───── Supplied entries ─────
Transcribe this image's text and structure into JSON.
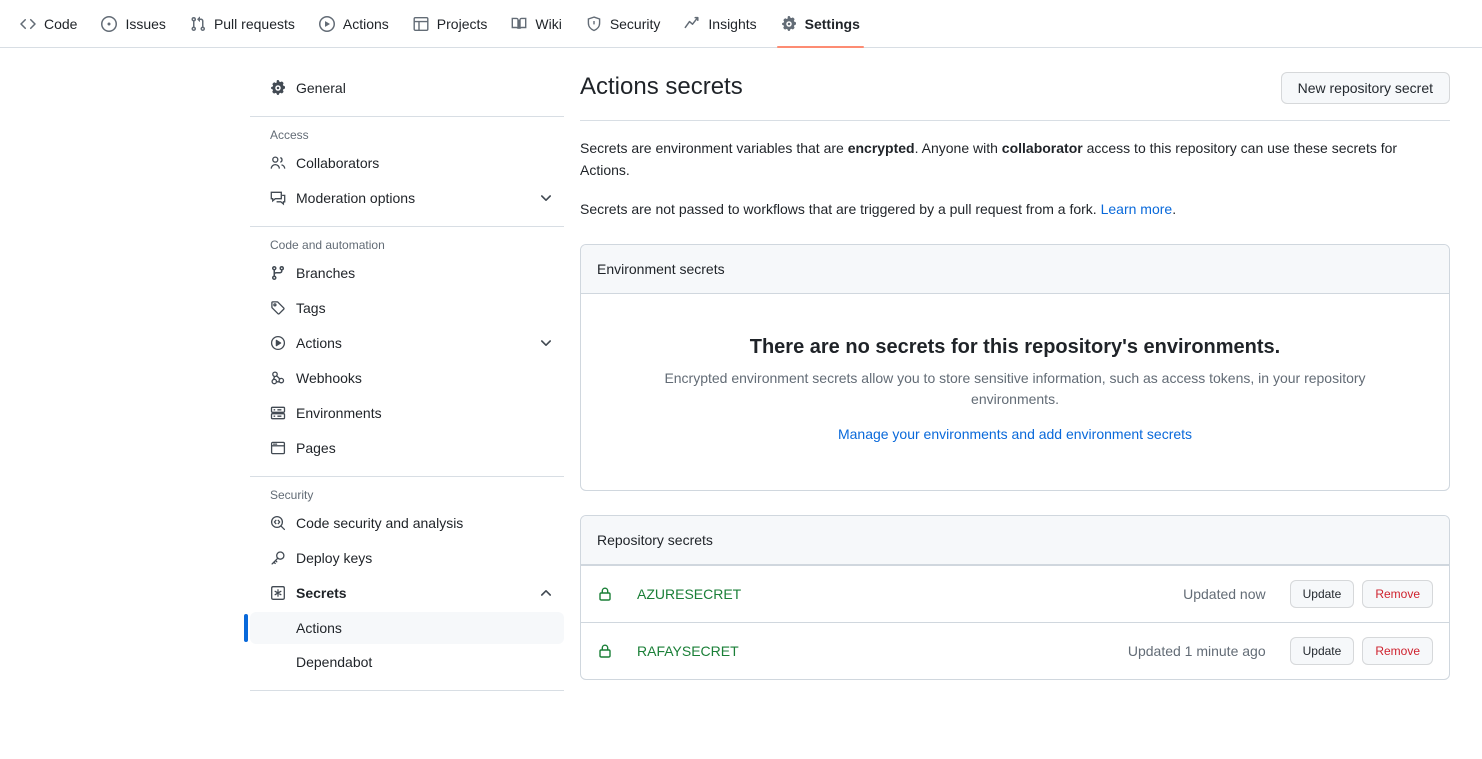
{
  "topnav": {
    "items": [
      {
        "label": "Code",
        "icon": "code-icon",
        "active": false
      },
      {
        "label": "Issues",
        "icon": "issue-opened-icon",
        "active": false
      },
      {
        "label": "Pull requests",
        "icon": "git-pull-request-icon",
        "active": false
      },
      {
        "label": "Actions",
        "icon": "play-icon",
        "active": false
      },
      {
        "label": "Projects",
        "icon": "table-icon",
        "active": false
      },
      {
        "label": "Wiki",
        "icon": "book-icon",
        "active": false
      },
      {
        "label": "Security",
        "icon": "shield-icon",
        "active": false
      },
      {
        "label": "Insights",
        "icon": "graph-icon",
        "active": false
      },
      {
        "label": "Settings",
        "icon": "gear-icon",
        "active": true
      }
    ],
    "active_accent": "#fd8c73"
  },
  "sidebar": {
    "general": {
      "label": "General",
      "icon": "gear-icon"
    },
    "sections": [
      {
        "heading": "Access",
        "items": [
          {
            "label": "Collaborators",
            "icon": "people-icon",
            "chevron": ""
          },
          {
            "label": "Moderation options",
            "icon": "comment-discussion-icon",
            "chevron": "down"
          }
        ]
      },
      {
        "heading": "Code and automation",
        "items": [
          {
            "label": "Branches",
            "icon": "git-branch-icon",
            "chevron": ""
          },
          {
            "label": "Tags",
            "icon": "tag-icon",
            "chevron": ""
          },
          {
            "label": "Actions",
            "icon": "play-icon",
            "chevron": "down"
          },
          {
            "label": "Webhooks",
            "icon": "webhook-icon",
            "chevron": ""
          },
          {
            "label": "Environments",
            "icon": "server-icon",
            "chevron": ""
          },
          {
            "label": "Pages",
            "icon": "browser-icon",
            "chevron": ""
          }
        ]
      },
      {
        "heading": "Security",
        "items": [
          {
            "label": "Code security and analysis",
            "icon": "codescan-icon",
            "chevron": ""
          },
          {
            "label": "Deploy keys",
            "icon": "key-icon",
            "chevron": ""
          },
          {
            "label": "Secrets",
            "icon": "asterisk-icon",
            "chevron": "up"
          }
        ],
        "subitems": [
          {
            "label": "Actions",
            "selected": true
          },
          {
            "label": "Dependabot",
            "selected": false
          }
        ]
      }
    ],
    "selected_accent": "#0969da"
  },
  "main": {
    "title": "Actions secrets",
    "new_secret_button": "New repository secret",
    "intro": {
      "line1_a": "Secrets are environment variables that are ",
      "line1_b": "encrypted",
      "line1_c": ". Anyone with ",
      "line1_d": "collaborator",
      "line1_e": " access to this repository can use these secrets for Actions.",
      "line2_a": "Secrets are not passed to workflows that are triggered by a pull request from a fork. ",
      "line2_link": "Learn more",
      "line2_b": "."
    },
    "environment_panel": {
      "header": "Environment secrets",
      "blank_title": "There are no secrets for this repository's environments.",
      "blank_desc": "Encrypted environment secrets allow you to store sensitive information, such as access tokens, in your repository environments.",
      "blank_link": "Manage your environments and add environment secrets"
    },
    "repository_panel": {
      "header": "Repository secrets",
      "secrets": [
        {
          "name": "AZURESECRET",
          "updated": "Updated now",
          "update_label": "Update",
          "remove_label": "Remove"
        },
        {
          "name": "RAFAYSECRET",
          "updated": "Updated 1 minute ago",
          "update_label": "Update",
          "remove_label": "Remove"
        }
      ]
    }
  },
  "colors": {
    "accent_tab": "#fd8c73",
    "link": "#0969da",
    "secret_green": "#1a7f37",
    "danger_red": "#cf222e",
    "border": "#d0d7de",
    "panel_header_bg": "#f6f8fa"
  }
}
─────
• _Problem to work on_: In the entries above, how many lines hold the word "Updated"? State the number and nothing else.

• _Solved problem_: 2